# THE INPUT:
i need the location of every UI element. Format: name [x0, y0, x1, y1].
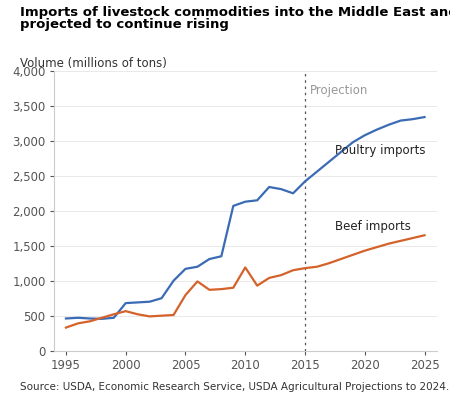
Text: Beef imports: Beef imports — [335, 220, 411, 233]
Text: Volume (millions of tons): Volume (millions of tons) — [20, 57, 167, 70]
Text: Source: USDA, Economic Research Service, USDA Agricultural Projections to 2024.: Source: USDA, Economic Research Service,… — [20, 382, 450, 392]
Text: Imports of livestock commodities into the Middle East and North Africa (MENA) ar: Imports of livestock commodities into th… — [20, 6, 450, 19]
Text: projected to continue rising: projected to continue rising — [20, 18, 229, 31]
Text: Poultry imports: Poultry imports — [335, 144, 425, 157]
Text: Projection: Projection — [310, 84, 368, 97]
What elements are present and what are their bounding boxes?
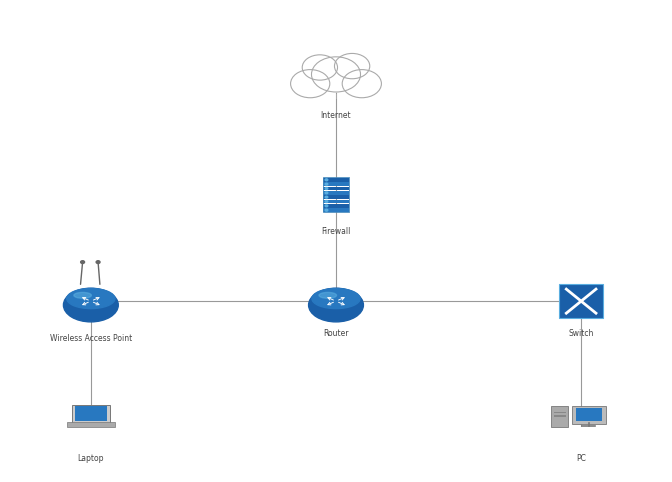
FancyBboxPatch shape <box>323 195 349 199</box>
FancyBboxPatch shape <box>572 406 605 424</box>
Text: PC: PC <box>576 454 586 463</box>
Text: Router: Router <box>323 329 349 338</box>
Circle shape <box>325 192 328 194</box>
FancyBboxPatch shape <box>323 191 349 195</box>
Circle shape <box>325 183 328 185</box>
Text: Switch: Switch <box>569 329 594 338</box>
Ellipse shape <box>74 293 91 298</box>
FancyBboxPatch shape <box>552 406 569 427</box>
Circle shape <box>312 57 360 92</box>
Text: Internet: Internet <box>321 111 351 120</box>
FancyBboxPatch shape <box>323 187 349 190</box>
FancyBboxPatch shape <box>71 405 110 423</box>
FancyBboxPatch shape <box>323 204 349 208</box>
Ellipse shape <box>67 289 115 308</box>
Ellipse shape <box>312 289 360 308</box>
Circle shape <box>335 54 370 79</box>
Circle shape <box>325 187 328 189</box>
Ellipse shape <box>63 288 118 322</box>
FancyBboxPatch shape <box>323 178 349 182</box>
FancyBboxPatch shape <box>323 200 349 203</box>
FancyBboxPatch shape <box>559 284 603 318</box>
Circle shape <box>325 209 328 211</box>
FancyBboxPatch shape <box>67 422 115 427</box>
Circle shape <box>325 196 328 198</box>
Circle shape <box>81 261 85 264</box>
FancyBboxPatch shape <box>323 182 349 186</box>
Circle shape <box>342 69 382 98</box>
Circle shape <box>96 261 100 264</box>
FancyBboxPatch shape <box>554 415 566 417</box>
FancyBboxPatch shape <box>323 208 349 212</box>
FancyBboxPatch shape <box>554 412 566 414</box>
Circle shape <box>290 69 330 98</box>
Text: Firewall: Firewall <box>321 227 351 236</box>
Circle shape <box>302 55 337 80</box>
Text: Laptop: Laptop <box>77 454 104 463</box>
FancyBboxPatch shape <box>576 408 602 421</box>
Ellipse shape <box>308 288 364 322</box>
Circle shape <box>325 201 328 202</box>
Text: Wireless Access Point: Wireless Access Point <box>50 334 132 343</box>
Circle shape <box>325 205 328 207</box>
Circle shape <box>325 179 328 181</box>
Ellipse shape <box>319 293 337 298</box>
FancyBboxPatch shape <box>75 406 107 421</box>
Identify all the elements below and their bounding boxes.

# TASK TO COMPLETE:
Rewrite all lines of the entries above as one numbered list, skipping blank lines and leaving out the pictures.

# RESULT FOR THIS EXERCISE:
1. i need the location of every UI element. Format: name [x0, y0, x1, y1].
2. Text: Beef imports: Beef imports — [335, 220, 411, 233]
3. Text: Volume (millions of tons): Volume (millions of tons) — [20, 57, 167, 70]
4. Text: Source: USDA, Economic Research Service, USDA Agricultural Projections to 2024.: Source: USDA, Economic Research Service,… — [20, 382, 450, 392]
5. Text: Imports of livestock commodities into the Middle East and North Africa (MENA) ar: Imports of livestock commodities into th… — [20, 6, 450, 19]
6. Text: projected to continue rising: projected to continue rising — [20, 18, 229, 31]
7. Text: Poultry imports: Poultry imports — [335, 144, 425, 157]
8. Text: Projection: Projection — [310, 84, 368, 97]
9. What elements are present and what are their bounding boxes?
10. FancyBboxPatch shape <box>323 195 349 199</box>
11. FancyBboxPatch shape <box>572 406 605 424</box>
12. Text: PC: PC <box>576 454 586 463</box>
13. Text: Router: Router <box>323 329 349 338</box>
14. Circle shape <box>325 192 328 194</box>
15. FancyBboxPatch shape <box>323 191 349 195</box>
16. Circle shape <box>325 183 328 185</box>
17. Text: Switch: Switch <box>569 329 594 338</box>
18. Ellipse shape <box>74 293 91 298</box>
19. FancyBboxPatch shape <box>552 406 569 427</box>
20. Circle shape <box>312 57 360 92</box>
21. Text: Internet: Internet <box>321 111 351 120</box>
22. FancyBboxPatch shape <box>323 187 349 190</box>
23. FancyBboxPatch shape <box>71 405 110 423</box>
24. FancyBboxPatch shape <box>323 204 349 208</box>
25. Ellipse shape <box>67 289 115 308</box>
26. Ellipse shape <box>312 289 360 308</box>
27. Circle shape <box>335 54 370 79</box>
28. Circle shape <box>325 187 328 189</box>
29. Ellipse shape <box>63 288 118 322</box>
30. FancyBboxPatch shape <box>323 178 349 182</box>
31. FancyBboxPatch shape <box>323 200 349 203</box>
32. FancyBboxPatch shape <box>559 284 603 318</box>
33. Circle shape <box>325 209 328 211</box>
34. FancyBboxPatch shape <box>67 422 115 427</box>
35. Circle shape <box>325 196 328 198</box>
36. Circle shape <box>81 261 85 264</box>
37. FancyBboxPatch shape <box>323 182 349 186</box>
38. Circle shape <box>342 69 382 98</box>
39. Circle shape <box>96 261 100 264</box>
40. FancyBboxPatch shape <box>554 415 566 417</box>
41. FancyBboxPatch shape <box>323 208 349 212</box>
42. FancyBboxPatch shape <box>554 412 566 414</box>
43. Circle shape <box>290 69 330 98</box>
44. Text: Firewall: Firewall <box>321 227 351 236</box>
45. Circle shape <box>302 55 337 80</box>
46. Text: Laptop: Laptop <box>77 454 104 463</box>
47. FancyBboxPatch shape <box>576 408 602 421</box>
48. Ellipse shape <box>308 288 364 322</box>
49. Circle shape <box>325 201 328 202</box>
50. Text: Wireless Access Point: Wireless Access Point <box>50 334 132 343</box>
51. Circle shape <box>325 205 328 207</box>
52. Circle shape <box>325 179 328 181</box>
53. Ellipse shape <box>319 293 337 298</box>
54. FancyBboxPatch shape <box>75 406 107 421</box>
55. Identify all the elements below and their bounding boxes.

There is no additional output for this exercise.